Recorded data -

>>>

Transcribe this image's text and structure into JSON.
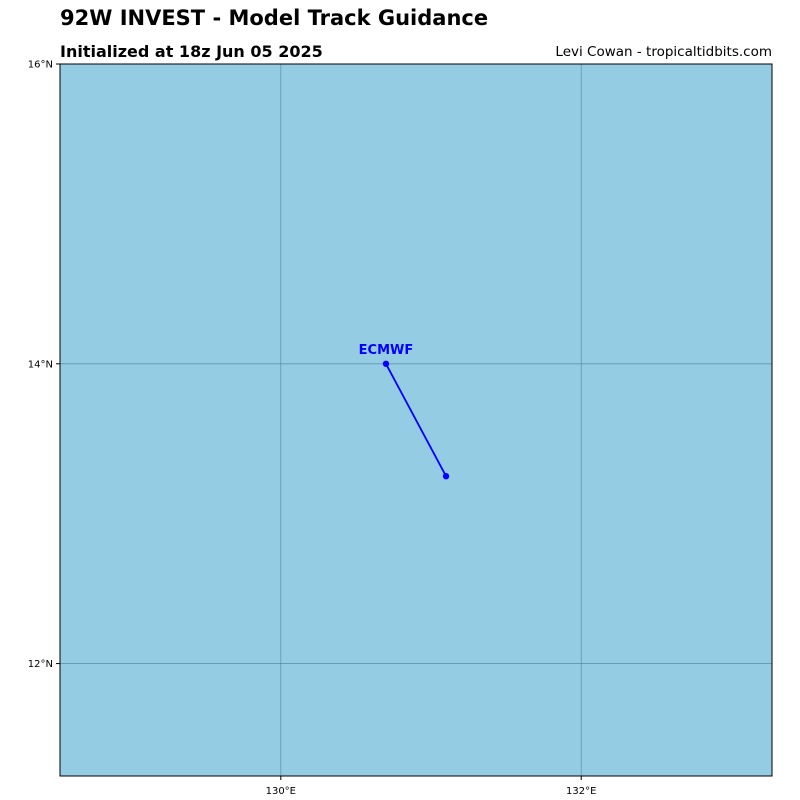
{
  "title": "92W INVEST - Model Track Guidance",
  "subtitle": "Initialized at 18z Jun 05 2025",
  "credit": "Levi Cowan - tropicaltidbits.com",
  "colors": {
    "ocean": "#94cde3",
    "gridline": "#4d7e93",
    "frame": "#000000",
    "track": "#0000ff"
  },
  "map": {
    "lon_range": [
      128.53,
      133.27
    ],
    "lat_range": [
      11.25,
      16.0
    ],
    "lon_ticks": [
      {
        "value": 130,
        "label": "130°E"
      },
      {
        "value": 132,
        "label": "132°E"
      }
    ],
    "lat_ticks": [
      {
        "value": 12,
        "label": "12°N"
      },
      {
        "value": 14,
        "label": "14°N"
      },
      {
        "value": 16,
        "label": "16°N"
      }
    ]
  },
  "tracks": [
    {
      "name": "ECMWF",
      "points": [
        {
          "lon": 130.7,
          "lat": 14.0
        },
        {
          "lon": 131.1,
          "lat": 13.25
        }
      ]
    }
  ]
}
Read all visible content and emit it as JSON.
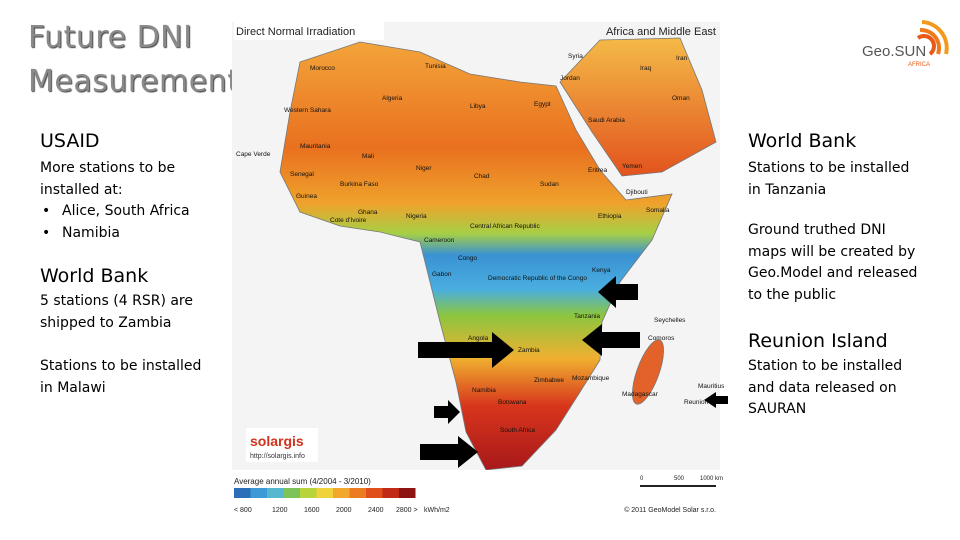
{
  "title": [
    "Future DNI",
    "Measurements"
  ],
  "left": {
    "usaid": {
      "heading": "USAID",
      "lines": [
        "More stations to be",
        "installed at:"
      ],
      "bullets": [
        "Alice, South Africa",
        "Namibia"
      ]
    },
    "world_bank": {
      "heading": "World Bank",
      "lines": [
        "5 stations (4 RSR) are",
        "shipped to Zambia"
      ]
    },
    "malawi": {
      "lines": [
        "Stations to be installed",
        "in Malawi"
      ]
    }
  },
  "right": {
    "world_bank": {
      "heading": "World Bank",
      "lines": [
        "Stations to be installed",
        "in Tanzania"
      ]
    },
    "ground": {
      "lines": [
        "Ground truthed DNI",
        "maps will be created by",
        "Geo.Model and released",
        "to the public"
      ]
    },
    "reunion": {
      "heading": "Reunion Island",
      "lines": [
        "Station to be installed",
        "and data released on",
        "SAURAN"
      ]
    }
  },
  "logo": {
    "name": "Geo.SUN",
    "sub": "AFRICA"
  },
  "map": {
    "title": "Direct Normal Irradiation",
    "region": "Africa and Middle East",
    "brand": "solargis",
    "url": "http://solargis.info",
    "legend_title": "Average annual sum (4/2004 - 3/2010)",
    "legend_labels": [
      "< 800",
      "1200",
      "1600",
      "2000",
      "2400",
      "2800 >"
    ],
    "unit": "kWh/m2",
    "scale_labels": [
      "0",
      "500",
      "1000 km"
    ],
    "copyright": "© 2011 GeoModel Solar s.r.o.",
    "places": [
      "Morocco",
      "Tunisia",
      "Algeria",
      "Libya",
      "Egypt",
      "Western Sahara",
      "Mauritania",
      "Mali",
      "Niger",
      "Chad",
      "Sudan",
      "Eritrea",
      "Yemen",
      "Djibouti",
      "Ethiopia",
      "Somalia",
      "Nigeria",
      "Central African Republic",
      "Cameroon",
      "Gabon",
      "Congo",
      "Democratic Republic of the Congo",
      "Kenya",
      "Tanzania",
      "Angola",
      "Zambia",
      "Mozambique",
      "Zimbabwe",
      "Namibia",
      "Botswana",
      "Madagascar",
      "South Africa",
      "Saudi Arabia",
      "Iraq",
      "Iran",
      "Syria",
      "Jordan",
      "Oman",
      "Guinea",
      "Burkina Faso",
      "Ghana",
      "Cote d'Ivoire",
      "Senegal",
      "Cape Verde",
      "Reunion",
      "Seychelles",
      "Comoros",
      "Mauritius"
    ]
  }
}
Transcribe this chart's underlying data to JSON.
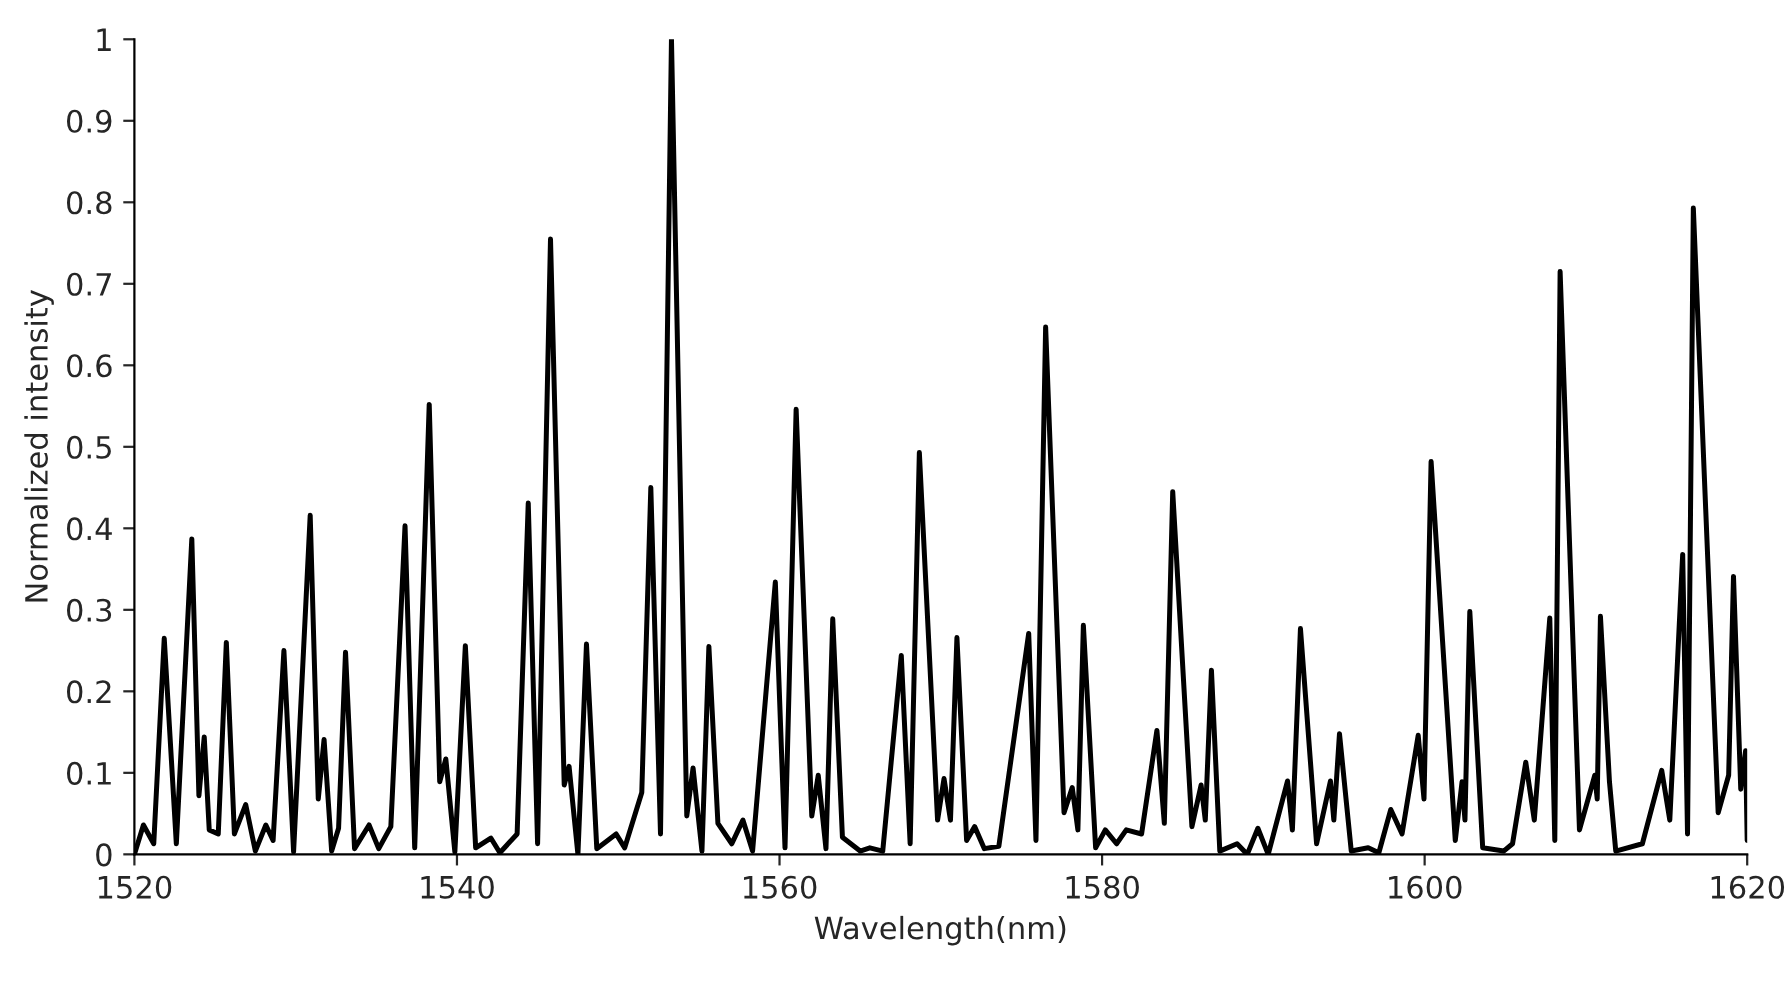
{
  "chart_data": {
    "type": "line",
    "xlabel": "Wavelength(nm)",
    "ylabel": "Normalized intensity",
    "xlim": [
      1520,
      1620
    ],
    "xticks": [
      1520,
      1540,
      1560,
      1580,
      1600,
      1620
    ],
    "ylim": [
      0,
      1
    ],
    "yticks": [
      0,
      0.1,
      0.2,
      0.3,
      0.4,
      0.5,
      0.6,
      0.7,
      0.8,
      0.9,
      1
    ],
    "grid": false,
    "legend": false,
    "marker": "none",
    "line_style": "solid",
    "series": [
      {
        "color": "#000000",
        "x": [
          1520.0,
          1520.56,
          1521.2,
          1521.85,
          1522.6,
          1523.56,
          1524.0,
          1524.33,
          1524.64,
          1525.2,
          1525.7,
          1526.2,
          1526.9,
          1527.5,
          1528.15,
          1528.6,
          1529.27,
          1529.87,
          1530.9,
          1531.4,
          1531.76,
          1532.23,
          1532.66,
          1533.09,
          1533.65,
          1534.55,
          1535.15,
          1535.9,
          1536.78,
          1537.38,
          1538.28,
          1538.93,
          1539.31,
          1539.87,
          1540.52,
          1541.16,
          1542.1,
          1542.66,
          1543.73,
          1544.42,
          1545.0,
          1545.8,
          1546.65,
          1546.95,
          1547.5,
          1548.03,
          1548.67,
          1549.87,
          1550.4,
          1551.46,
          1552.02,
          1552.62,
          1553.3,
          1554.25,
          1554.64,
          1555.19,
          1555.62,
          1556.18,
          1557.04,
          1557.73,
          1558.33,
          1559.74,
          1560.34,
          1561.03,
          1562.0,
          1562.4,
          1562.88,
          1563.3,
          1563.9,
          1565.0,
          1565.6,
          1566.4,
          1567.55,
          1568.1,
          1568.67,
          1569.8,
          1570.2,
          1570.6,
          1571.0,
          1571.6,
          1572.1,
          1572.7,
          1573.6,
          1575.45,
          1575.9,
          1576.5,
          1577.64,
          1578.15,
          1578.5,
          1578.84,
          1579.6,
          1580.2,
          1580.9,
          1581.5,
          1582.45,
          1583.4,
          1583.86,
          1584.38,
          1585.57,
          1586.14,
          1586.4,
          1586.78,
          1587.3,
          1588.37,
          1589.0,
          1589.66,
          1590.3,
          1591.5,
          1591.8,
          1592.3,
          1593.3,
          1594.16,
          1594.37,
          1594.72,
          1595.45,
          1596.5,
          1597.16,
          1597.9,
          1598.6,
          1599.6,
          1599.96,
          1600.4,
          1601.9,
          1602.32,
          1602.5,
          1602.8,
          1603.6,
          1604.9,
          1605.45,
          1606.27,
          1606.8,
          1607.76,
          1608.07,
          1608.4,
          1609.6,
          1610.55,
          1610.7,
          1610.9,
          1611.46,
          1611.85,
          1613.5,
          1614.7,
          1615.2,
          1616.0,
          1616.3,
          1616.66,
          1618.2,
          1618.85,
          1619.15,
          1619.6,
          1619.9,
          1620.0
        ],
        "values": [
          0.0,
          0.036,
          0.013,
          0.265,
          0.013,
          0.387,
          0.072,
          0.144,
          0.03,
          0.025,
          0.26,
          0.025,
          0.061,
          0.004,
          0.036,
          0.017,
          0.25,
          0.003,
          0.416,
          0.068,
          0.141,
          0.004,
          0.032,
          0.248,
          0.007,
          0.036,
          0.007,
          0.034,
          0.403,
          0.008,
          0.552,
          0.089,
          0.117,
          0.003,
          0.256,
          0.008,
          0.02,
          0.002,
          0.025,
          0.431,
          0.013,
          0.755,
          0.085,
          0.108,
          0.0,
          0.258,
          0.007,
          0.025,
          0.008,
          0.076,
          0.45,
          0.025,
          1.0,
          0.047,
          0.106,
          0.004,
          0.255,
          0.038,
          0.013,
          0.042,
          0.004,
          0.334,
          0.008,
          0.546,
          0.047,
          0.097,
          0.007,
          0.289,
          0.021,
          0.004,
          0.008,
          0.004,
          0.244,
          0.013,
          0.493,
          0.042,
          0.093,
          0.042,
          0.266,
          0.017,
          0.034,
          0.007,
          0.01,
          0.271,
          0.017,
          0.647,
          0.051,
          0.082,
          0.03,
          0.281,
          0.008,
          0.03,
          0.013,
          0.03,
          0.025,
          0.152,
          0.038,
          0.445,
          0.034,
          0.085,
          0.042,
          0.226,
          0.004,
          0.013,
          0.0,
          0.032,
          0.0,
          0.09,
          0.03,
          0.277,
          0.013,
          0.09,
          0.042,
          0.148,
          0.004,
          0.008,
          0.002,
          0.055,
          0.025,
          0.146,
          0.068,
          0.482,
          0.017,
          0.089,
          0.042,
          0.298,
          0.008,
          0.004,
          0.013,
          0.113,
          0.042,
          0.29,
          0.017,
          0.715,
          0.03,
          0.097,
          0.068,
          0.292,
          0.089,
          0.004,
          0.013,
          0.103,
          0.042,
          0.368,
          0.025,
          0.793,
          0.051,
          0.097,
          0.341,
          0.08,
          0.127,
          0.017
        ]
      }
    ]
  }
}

<<<

Problem requirements - Pick out, from the lines above, every one that contains the string "heading".

Exercise answer -
      "heading": "USAID",
      "heading": "World Bank",
      "heading": "World Bank",
      "heading": "Reunion Island",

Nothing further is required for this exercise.